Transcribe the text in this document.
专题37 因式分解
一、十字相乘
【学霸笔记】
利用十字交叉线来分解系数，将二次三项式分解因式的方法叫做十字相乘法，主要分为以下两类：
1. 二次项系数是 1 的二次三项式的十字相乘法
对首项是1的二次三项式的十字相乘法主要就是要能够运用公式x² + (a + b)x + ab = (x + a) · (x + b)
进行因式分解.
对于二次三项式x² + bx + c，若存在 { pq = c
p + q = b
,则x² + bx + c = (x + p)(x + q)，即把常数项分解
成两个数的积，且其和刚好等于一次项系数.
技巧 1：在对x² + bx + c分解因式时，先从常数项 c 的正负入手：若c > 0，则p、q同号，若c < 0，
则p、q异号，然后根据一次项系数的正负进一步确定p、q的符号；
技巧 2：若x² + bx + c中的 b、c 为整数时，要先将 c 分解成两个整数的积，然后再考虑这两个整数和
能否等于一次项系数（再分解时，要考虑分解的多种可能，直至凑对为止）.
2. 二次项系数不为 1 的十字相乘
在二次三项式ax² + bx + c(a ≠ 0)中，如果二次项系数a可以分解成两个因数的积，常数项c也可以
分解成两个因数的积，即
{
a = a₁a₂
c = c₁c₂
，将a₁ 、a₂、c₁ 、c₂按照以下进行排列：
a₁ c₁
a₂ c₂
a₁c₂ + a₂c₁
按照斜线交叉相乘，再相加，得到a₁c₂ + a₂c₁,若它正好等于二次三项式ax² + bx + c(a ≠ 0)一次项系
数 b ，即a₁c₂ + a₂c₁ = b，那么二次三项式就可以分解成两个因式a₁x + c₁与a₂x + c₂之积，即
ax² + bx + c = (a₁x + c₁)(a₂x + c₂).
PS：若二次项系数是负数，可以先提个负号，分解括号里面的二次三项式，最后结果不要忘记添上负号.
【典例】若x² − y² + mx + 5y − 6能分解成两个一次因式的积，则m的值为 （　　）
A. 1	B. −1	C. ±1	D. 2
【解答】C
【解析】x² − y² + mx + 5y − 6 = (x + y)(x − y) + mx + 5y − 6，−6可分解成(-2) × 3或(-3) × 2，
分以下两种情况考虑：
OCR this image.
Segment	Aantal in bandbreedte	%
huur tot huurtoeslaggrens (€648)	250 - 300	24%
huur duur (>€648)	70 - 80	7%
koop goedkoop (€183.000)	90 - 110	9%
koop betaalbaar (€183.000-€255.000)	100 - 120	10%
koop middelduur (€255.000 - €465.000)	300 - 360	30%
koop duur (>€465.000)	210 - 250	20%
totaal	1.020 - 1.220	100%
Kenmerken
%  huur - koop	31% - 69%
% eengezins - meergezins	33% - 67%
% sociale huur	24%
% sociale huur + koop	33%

Exercise details
Copy the lines from the entries above in which the word "huur" appears.

Final result
huur tot huurtoeslaggrens (€648)	250 - 300	24%
huur duur (>€648)	70 - 80	7%
%  huur - koop	31% - 69%
% sociale huur	24%
% sociale huur + koop	33%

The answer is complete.